Exercise requirements: From the listing below, extract each entry exactly as written, minus the images.

Stored data:
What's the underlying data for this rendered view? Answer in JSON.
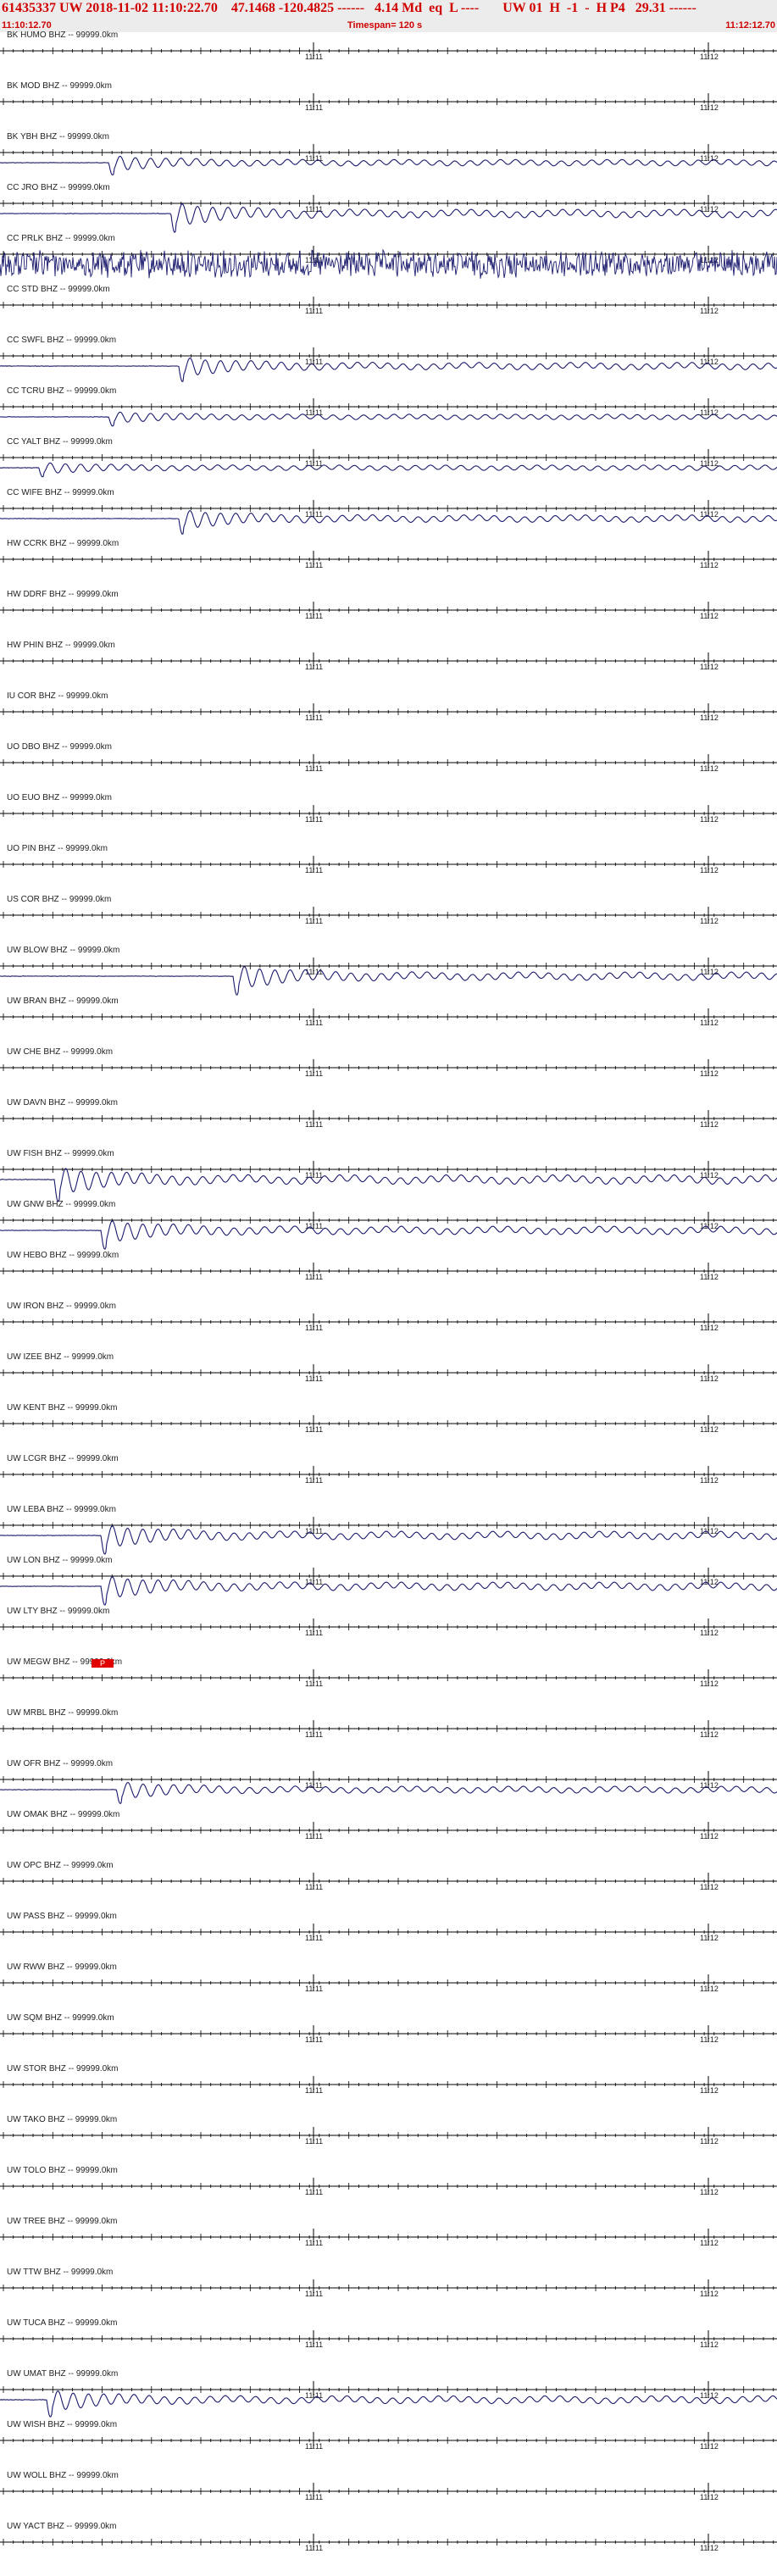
{
  "header": {
    "title": "61435337 UW 2018-11-02 11:10:22.70    47.1468 -120.4825 ------   4.14 Md  eq  L ----       UW 01  H  -1  -  H P4   29.31 ------",
    "start_time": "11:10:12.70",
    "timespan": "Timespan= 120 s",
    "end_time": "11:12:12.70"
  },
  "time_ticks": [
    "11:11",
    "11:12"
  ],
  "pick_marker": {
    "label": "P",
    "color": "#e00000",
    "trace_index": 32
  },
  "colors": {
    "trace": "#1a1a6e",
    "axis": "#000000",
    "header_text": "#d00000"
  },
  "traces": [
    {
      "label": "BK HUMO BHZ -- 99999.0km",
      "amplitude": 0,
      "onset": null
    },
    {
      "label": "BK MOD BHZ -- 99999.0km",
      "amplitude": 0,
      "onset": null
    },
    {
      "label": "BK YBH BHZ -- 99999.0km",
      "amplitude": 0.3,
      "onset": 0.14
    },
    {
      "label": "CC JRO BHZ -- 99999.0km",
      "amplitude": 0.5,
      "onset": 0.22
    },
    {
      "label": "CC PRLK BHZ -- 99999.0km",
      "amplitude": 1.0,
      "onset": 0.0
    },
    {
      "label": "CC STD BHZ -- 99999.0km",
      "amplitude": 0,
      "onset": null
    },
    {
      "label": "CC SWFL BHZ -- 99999.0km",
      "amplitude": 0.4,
      "onset": 0.23
    },
    {
      "label": "CC TCRU BHZ -- 99999.0km",
      "amplitude": 0.2,
      "onset": 0.14
    },
    {
      "label": "CC YALT BHZ -- 99999.0km",
      "amplitude": 0.2,
      "onset": 0.05
    },
    {
      "label": "CC WIFE BHZ -- 99999.0km",
      "amplitude": 0.4,
      "onset": 0.23
    },
    {
      "label": "HW CCRK BHZ -- 99999.0km",
      "amplitude": 0,
      "onset": null
    },
    {
      "label": "HW DDRF BHZ -- 99999.0km",
      "amplitude": 0,
      "onset": null
    },
    {
      "label": "HW PHIN BHZ -- 99999.0km",
      "amplitude": 0,
      "onset": null
    },
    {
      "label": "IU COR BHZ -- 99999.0km",
      "amplitude": 0,
      "onset": null
    },
    {
      "label": "UO DBO BHZ -- 99999.0km",
      "amplitude": 0,
      "onset": null
    },
    {
      "label": "UO EUO BHZ -- 99999.0km",
      "amplitude": 0,
      "onset": null
    },
    {
      "label": "UO PIN BHZ -- 99999.0km",
      "amplitude": 0,
      "onset": null
    },
    {
      "label": "US COR BHZ -- 99999.0km",
      "amplitude": 0,
      "onset": null
    },
    {
      "label": "UW BLOW BHZ -- 99999.0km",
      "amplitude": 0.5,
      "onset": 0.3
    },
    {
      "label": "UW BRAN BHZ -- 99999.0km",
      "amplitude": 0,
      "onset": null
    },
    {
      "label": "UW CHE BHZ -- 99999.0km",
      "amplitude": 0,
      "onset": null
    },
    {
      "label": "UW DAVN BHZ -- 99999.0km",
      "amplitude": 0,
      "onset": null
    },
    {
      "label": "UW FISH BHZ -- 99999.0km",
      "amplitude": 0.6,
      "onset": 0.07
    },
    {
      "label": "UW GNW BHZ -- 99999.0km",
      "amplitude": 0.5,
      "onset": 0.13
    },
    {
      "label": "UW HEBO BHZ -- 99999.0km",
      "amplitude": 0,
      "onset": null
    },
    {
      "label": "UW IRON BHZ -- 99999.0km",
      "amplitude": 0,
      "onset": null
    },
    {
      "label": "UW IZEE BHZ -- 99999.0km",
      "amplitude": 0,
      "onset": null
    },
    {
      "label": "UW KENT BHZ -- 99999.0km",
      "amplitude": 0,
      "onset": null
    },
    {
      "label": "UW LCGR BHZ -- 99999.0km",
      "amplitude": 0,
      "onset": null
    },
    {
      "label": "UW LEBA BHZ -- 99999.0km",
      "amplitude": 0.5,
      "onset": 0.13
    },
    {
      "label": "UW LON BHZ -- 99999.0km",
      "amplitude": 0.5,
      "onset": 0.13
    },
    {
      "label": "UW LTY BHZ -- 99999.0km",
      "amplitude": 0,
      "onset": null
    },
    {
      "label": "UW MEGW BHZ -- 99999.0km",
      "amplitude": 0,
      "onset": null
    },
    {
      "label": "UW MRBL BHZ -- 99999.0km",
      "amplitude": 0,
      "onset": null
    },
    {
      "label": "UW OFR BHZ -- 99999.0km",
      "amplitude": 0.35,
      "onset": 0.15
    },
    {
      "label": "UW OMAK BHZ -- 99999.0km",
      "amplitude": 0,
      "onset": null
    },
    {
      "label": "UW OPC BHZ -- 99999.0km",
      "amplitude": 0,
      "onset": null
    },
    {
      "label": "UW PASS BHZ -- 99999.0km",
      "amplitude": 0,
      "onset": null
    },
    {
      "label": "UW RWW BHZ -- 99999.0km",
      "amplitude": 0,
      "onset": null
    },
    {
      "label": "UW SQM BHZ -- 99999.0km",
      "amplitude": 0,
      "onset": null
    },
    {
      "label": "UW STOR BHZ -- 99999.0km",
      "amplitude": 0,
      "onset": null
    },
    {
      "label": "UW TAKO BHZ -- 99999.0km",
      "amplitude": 0,
      "onset": null
    },
    {
      "label": "UW TOLO BHZ -- 99999.0km",
      "amplitude": 0,
      "onset": null
    },
    {
      "label": "UW TREE BHZ -- 99999.0km",
      "amplitude": 0,
      "onset": null
    },
    {
      "label": "UW TTW BHZ -- 99999.0km",
      "amplitude": 0,
      "onset": null
    },
    {
      "label": "UW TUCA BHZ -- 99999.0km",
      "amplitude": 0,
      "onset": null
    },
    {
      "label": "UW UMAT BHZ -- 99999.0km",
      "amplitude": 0.45,
      "onset": 0.06
    },
    {
      "label": "UW WISH BHZ -- 99999.0km",
      "amplitude": 0,
      "onset": null
    },
    {
      "label": "UW WOLL BHZ -- 99999.0km",
      "amplitude": 0,
      "onset": null
    },
    {
      "label": "UW YACT BHZ -- 99999.0km",
      "amplitude": 0,
      "onset": null
    }
  ]
}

Result:
What's the underlying data for this rendered view? Answer in JSON.
{
  "header": {
    "title": "61435337 UW 2018-11-02 11:10:22.70    47.1468 -120.4825 ------   4.14 Md  eq  L ----       UW 01  H  -1  -  H P4   29.31 ------",
    "start_time": "11:10:12.70",
    "timespan": "Timespan= 120 s",
    "end_time": "11:12:12.70"
  },
  "time_ticks": [
    "11:11",
    "11:12"
  ],
  "pick_marker": {
    "label": "P",
    "color": "#e00000",
    "trace_index": 32
  },
  "colors": {
    "trace": "#1a1a6e",
    "axis": "#000000",
    "header_text": "#d00000"
  },
  "traces": [
    {
      "label": "BK HUMO BHZ -- 99999.0km",
      "amplitude": 0,
      "onset": null
    },
    {
      "label": "BK MOD BHZ -- 99999.0km",
      "amplitude": 0,
      "onset": null
    },
    {
      "label": "BK YBH BHZ -- 99999.0km",
      "amplitude": 0.3,
      "onset": 0.14
    },
    {
      "label": "CC JRO BHZ -- 99999.0km",
      "amplitude": 0.5,
      "onset": 0.22
    },
    {
      "label": "CC PRLK BHZ -- 99999.0km",
      "amplitude": 1.0,
      "onset": 0.0
    },
    {
      "label": "CC STD BHZ -- 99999.0km",
      "amplitude": 0,
      "onset": null
    },
    {
      "label": "CC SWFL BHZ -- 99999.0km",
      "amplitude": 0.4,
      "onset": 0.23
    },
    {
      "label": "CC TCRU BHZ -- 99999.0km",
      "amplitude": 0.2,
      "onset": 0.14
    },
    {
      "label": "CC YALT BHZ -- 99999.0km",
      "amplitude": 0.2,
      "onset": 0.05
    },
    {
      "label": "CC WIFE BHZ -- 99999.0km",
      "amplitude": 0.4,
      "onset": 0.23
    },
    {
      "label": "HW CCRK BHZ -- 99999.0km",
      "amplitude": 0,
      "onset": null
    },
    {
      "label": "HW DDRF BHZ -- 99999.0km",
      "amplitude": 0,
      "onset": null
    },
    {
      "label": "HW PHIN BHZ -- 99999.0km",
      "amplitude": 0,
      "onset": null
    },
    {
      "label": "IU COR BHZ -- 99999.0km",
      "amplitude": 0,
      "onset": null
    },
    {
      "label": "UO DBO BHZ -- 99999.0km",
      "amplitude": 0,
      "onset": null
    },
    {
      "label": "UO EUO BHZ -- 99999.0km",
      "amplitude": 0,
      "onset": null
    },
    {
      "label": "UO PIN BHZ -- 99999.0km",
      "amplitude": 0,
      "onset": null
    },
    {
      "label": "US COR BHZ -- 99999.0km",
      "amplitude": 0,
      "onset": null
    },
    {
      "label": "UW BLOW BHZ -- 99999.0km",
      "amplitude": 0.5,
      "onset": 0.3
    },
    {
      "label": "UW BRAN BHZ -- 99999.0km",
      "amplitude": 0,
      "onset": null
    },
    {
      "label": "UW CHE BHZ -- 99999.0km",
      "amplitude": 0,
      "onset": null
    },
    {
      "label": "UW DAVN BHZ -- 99999.0km",
      "amplitude": 0,
      "onset": null
    },
    {
      "label": "UW FISH BHZ -- 99999.0km",
      "amplitude": 0.6,
      "onset": 0.07
    },
    {
      "label": "UW GNW BHZ -- 99999.0km",
      "amplitude": 0.5,
      "onset": 0.13
    },
    {
      "label": "UW HEBO BHZ -- 99999.0km",
      "amplitude": 0,
      "onset": null
    },
    {
      "label": "UW IRON BHZ -- 99999.0km",
      "amplitude": 0,
      "onset": null
    },
    {
      "label": "UW IZEE BHZ -- 99999.0km",
      "amplitude": 0,
      "onset": null
    },
    {
      "label": "UW KENT BHZ -- 99999.0km",
      "amplitude": 0,
      "onset": null
    },
    {
      "label": "UW LCGR BHZ -- 99999.0km",
      "amplitude": 0,
      "onset": null
    },
    {
      "label": "UW LEBA BHZ -- 99999.0km",
      "amplitude": 0.5,
      "onset": 0.13
    },
    {
      "label": "UW LON BHZ -- 99999.0km",
      "amplitude": 0.5,
      "onset": 0.13
    },
    {
      "label": "UW LTY BHZ -- 99999.0km",
      "amplitude": 0,
      "onset": null
    },
    {
      "label": "UW MEGW BHZ -- 99999.0km",
      "amplitude": 0,
      "onset": null
    },
    {
      "label": "UW MRBL BHZ -- 99999.0km",
      "amplitude": 0,
      "onset": null
    },
    {
      "label": "UW OFR BHZ -- 99999.0km",
      "amplitude": 0.35,
      "onset": 0.15
    },
    {
      "label": "UW OMAK BHZ -- 99999.0km",
      "amplitude": 0,
      "onset": null
    },
    {
      "label": "UW OPC BHZ -- 99999.0km",
      "amplitude": 0,
      "onset": null
    },
    {
      "label": "UW PASS BHZ -- 99999.0km",
      "amplitude": 0,
      "onset": null
    },
    {
      "label": "UW RWW BHZ -- 99999.0km",
      "amplitude": 0,
      "onset": null
    },
    {
      "label": "UW SQM BHZ -- 99999.0km",
      "amplitude": 0,
      "onset": null
    },
    {
      "label": "UW STOR BHZ -- 99999.0km",
      "amplitude": 0,
      "onset": null
    },
    {
      "label": "UW TAKO BHZ -- 99999.0km",
      "amplitude": 0,
      "onset": null
    },
    {
      "label": "UW TOLO BHZ -- 99999.0km",
      "amplitude": 0,
      "onset": null
    },
    {
      "label": "UW TREE BHZ -- 99999.0km",
      "amplitude": 0,
      "onset": null
    },
    {
      "label": "UW TTW BHZ -- 99999.0km",
      "amplitude": 0,
      "onset": null
    },
    {
      "label": "UW TUCA BHZ -- 99999.0km",
      "amplitude": 0,
      "onset": null
    },
    {
      "label": "UW UMAT BHZ -- 99999.0km",
      "amplitude": 0.45,
      "onset": 0.06
    },
    {
      "label": "UW WISH BHZ -- 99999.0km",
      "amplitude": 0,
      "onset": null
    },
    {
      "label": "UW WOLL BHZ -- 99999.0km",
      "amplitude": 0,
      "onset": null
    },
    {
      "label": "UW YACT BHZ -- 99999.0km",
      "amplitude": 0,
      "onset": null
    }
  ]
}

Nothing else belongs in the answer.